◆ **Task directions**: Copy out the data below verbatim.

[Saved entries]
^^^^

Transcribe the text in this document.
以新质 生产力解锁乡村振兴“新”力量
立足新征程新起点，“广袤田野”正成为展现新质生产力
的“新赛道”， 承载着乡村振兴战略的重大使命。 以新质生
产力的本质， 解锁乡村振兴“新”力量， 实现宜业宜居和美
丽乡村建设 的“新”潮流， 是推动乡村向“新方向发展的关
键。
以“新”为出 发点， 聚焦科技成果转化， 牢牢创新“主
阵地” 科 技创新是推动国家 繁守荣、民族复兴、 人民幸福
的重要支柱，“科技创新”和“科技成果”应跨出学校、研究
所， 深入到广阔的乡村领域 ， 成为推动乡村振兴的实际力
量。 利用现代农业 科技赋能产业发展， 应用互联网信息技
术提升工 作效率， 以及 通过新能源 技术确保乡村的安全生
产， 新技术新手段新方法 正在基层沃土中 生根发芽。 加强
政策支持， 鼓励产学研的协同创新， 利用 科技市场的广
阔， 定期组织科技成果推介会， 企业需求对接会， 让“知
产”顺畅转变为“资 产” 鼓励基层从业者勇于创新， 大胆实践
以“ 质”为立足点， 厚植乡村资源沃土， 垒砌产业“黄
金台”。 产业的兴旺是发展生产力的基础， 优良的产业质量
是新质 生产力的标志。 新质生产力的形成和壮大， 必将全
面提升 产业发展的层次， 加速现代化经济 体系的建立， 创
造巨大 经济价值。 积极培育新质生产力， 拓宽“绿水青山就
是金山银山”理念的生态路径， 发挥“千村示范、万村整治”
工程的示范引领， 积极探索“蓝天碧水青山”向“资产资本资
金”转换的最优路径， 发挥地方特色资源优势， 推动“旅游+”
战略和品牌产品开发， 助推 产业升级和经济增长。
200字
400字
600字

^^^^

◆ **Task result**:
Transcribe the text in this document.
以新质 生产力解锁乡村振兴“新”力量
立足新征程新起点，“广袤田野”正成为展现新质生产力
的“新赛道”， 承载着乡村振兴战略的重大使命。 以新质生
产力的本质， 解锁乡村振兴“新”力量， 实现宜业宜居和美
丽乡村建设 的“新”潮流， 是推动乡村向“新方向发展的关
键。
以“新”为出 发点， 聚焦科技成果转化， 牢牢创新“主
阵地” 科 技创新是推动国家 繁守荣、民族复兴、 人民幸福
的重要支柱，“科技创新”和“科技成果”应跨出学校、研究
所， 深入到广阔的乡村领域 ， 成为推动乡村振兴的实际力
量。 利用现代农业 科技赋能产业发展， 应用互联网信息技
术提升工 作效率， 以及 通过新能源 技术确保乡村的安全生
产， 新技术新手段新方法 正在基层沃土中 生根发芽。 加强
政策支持， 鼓励产学研的协同创新， 利用 科技市场的广
阔， 定期组织科技成果推介会， 企业需求对接会， 让“知
产”顺畅转变为“资 产” 鼓励基层从业者勇于创新， 大胆实践
以“ 质”为立足点， 厚植乡村资源沃土， 垒砌产业“黄
金台”。 产业的兴旺是发展生产力的基础， 优良的产业质量
是新质 生产力的标志。 新质生产力的形成和壮大， 必将全
面提升 产业发展的层次， 加速现代化经济 体系的建立， 创
造巨大 经济价值。 积极培育新质生产力， 拓宽“绿水青山就
是金山银山”理念的生态路径， 发挥“千村示范、万村整治”
工程的示范引领， 积极探索“蓝天碧水青山”向“资产资本资
金”转换的最优路径， 发挥地方特色资源优势， 推动“旅游+”
战略和品牌产品开发， 助推 产业升级和经济增长。
200字
400字
600字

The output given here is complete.